» EXERCISE TASK: Look below for the line with "Read out every word on this page.". Extract that line and each one after it through the last, word for word.

++++++++++++++++++++

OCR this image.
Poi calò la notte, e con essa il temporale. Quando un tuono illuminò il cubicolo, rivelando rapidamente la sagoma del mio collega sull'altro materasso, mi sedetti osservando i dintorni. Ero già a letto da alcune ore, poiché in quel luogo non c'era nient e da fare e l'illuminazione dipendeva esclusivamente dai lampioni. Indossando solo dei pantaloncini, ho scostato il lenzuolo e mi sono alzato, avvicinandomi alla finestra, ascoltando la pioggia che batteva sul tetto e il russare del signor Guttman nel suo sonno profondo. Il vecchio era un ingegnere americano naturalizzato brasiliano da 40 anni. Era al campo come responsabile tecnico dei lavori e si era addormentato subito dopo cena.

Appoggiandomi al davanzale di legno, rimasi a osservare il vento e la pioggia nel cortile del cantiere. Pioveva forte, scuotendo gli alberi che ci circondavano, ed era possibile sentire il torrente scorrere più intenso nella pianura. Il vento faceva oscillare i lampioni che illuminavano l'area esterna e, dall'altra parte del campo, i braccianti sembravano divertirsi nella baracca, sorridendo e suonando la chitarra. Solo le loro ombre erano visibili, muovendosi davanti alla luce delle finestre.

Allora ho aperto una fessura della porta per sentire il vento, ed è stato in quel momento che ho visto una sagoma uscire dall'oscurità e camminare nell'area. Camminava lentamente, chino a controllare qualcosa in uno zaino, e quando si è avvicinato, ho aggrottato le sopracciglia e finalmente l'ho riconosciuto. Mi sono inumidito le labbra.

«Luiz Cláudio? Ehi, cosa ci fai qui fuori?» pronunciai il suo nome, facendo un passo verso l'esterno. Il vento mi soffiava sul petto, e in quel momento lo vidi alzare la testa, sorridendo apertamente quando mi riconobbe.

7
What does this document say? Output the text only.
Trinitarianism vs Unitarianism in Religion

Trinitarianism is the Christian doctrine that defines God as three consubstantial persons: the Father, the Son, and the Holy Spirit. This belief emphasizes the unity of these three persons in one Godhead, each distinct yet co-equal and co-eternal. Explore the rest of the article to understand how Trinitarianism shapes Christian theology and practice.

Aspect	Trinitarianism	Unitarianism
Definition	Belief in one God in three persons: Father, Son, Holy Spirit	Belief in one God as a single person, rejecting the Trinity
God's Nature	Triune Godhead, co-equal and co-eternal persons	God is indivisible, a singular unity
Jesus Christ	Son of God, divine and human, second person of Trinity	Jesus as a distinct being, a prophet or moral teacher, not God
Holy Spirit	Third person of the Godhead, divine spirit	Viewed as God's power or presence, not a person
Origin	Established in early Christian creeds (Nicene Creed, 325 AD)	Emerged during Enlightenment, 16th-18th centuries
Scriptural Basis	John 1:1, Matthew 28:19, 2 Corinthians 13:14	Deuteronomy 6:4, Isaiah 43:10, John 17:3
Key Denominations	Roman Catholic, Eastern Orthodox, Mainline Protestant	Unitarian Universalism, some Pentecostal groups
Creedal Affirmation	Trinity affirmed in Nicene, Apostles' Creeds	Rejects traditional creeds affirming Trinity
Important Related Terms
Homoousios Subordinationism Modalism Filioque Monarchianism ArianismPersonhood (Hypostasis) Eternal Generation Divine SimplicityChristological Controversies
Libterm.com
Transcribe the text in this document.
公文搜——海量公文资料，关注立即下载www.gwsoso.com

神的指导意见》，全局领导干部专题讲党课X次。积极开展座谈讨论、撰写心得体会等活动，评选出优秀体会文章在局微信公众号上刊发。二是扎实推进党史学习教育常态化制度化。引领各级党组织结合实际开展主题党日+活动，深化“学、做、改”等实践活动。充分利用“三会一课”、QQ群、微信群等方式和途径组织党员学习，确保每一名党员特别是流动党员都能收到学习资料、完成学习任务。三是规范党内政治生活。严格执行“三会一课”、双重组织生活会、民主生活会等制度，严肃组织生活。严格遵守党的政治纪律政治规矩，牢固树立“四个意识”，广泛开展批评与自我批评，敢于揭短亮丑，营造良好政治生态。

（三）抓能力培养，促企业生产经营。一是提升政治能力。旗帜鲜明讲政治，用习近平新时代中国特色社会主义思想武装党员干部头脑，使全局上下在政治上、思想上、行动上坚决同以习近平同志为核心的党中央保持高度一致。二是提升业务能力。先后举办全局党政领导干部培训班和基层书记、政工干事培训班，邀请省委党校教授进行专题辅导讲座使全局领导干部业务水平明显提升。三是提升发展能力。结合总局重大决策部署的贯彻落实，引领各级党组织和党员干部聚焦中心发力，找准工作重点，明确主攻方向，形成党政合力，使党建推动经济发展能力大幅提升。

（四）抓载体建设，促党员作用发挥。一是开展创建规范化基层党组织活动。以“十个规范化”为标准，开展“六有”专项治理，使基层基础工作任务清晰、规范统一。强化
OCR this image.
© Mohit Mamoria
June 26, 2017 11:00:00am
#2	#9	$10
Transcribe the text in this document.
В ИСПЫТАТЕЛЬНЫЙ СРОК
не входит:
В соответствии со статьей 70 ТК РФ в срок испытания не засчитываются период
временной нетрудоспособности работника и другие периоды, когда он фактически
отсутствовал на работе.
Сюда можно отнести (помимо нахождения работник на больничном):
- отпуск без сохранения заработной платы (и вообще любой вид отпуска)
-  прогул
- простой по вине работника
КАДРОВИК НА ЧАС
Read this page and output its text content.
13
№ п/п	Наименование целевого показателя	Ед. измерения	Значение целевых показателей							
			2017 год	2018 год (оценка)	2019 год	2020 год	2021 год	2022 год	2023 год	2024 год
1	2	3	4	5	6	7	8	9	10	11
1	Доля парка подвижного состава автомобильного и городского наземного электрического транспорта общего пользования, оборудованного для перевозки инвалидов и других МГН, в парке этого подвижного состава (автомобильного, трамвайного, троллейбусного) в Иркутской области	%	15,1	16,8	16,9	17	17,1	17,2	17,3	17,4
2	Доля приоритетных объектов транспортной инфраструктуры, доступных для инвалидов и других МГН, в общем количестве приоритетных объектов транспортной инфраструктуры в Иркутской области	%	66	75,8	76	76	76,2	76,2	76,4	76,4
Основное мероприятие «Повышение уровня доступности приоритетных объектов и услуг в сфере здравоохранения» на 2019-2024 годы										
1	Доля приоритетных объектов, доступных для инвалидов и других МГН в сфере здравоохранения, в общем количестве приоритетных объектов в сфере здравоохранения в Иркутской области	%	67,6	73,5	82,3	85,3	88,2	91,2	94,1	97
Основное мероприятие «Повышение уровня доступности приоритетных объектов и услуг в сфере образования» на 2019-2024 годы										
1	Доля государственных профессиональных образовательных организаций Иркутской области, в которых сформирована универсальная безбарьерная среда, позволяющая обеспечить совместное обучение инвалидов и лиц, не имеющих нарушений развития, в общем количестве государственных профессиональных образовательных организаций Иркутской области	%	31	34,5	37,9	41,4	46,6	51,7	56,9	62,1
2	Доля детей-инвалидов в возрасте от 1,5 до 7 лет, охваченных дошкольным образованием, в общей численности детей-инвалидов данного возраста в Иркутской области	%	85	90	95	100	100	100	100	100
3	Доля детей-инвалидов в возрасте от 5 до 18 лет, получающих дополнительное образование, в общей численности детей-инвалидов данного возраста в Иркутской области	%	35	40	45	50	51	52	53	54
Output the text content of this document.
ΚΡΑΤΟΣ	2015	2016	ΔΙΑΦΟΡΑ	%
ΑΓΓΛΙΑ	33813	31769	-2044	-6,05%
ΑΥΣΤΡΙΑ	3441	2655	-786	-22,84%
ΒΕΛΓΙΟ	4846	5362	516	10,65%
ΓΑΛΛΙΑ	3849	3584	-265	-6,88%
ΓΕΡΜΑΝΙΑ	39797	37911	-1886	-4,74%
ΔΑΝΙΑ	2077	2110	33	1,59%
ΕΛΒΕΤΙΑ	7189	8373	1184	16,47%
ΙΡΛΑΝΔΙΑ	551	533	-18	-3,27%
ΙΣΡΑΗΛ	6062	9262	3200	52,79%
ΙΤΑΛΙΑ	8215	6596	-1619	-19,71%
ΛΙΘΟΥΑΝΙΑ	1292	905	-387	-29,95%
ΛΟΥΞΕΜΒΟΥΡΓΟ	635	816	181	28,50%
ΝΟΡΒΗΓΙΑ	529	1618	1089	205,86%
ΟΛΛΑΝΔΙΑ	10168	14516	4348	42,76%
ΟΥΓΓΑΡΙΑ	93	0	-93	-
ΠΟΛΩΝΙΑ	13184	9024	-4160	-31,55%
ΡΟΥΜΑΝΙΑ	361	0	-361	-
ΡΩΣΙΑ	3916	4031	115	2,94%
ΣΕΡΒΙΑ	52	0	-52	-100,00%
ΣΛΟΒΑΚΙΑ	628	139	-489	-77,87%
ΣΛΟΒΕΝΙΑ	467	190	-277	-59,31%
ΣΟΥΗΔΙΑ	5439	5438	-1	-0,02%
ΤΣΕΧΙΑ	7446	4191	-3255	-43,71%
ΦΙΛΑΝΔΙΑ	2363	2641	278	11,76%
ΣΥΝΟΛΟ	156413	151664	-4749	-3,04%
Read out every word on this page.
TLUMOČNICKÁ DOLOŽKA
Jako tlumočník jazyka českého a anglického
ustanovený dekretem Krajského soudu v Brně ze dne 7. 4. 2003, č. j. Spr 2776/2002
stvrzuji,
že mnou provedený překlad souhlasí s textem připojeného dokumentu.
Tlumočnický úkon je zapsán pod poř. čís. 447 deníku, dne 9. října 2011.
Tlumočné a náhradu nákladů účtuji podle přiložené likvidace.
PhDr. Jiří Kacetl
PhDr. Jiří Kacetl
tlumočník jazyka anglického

++++++++++++++++++++

» RESULT OF THE EXERCISE:
Read out every word on this page.
TLUMOČNICKÁ DOLOŽKA
Jako tlumočník jazyka českého a anglického
ustanovený dekretem Krajského soudu v Brně ze dne 7. 4. 2003, č. j. Spr 2776/2002
stvrzuji,
že mnou provedený překlad souhlasí s textem připojeného dokumentu.
Tlumočnický úkon je zapsán pod poř. čís. 447 deníku, dne 9. října 2011.
Tlumočné a náhradu nákladů účtuji podle přiložené likvidace.
PhDr. Jiří Kacetl
PhDr. Jiří Kacetl
tlumočník jazyka anglického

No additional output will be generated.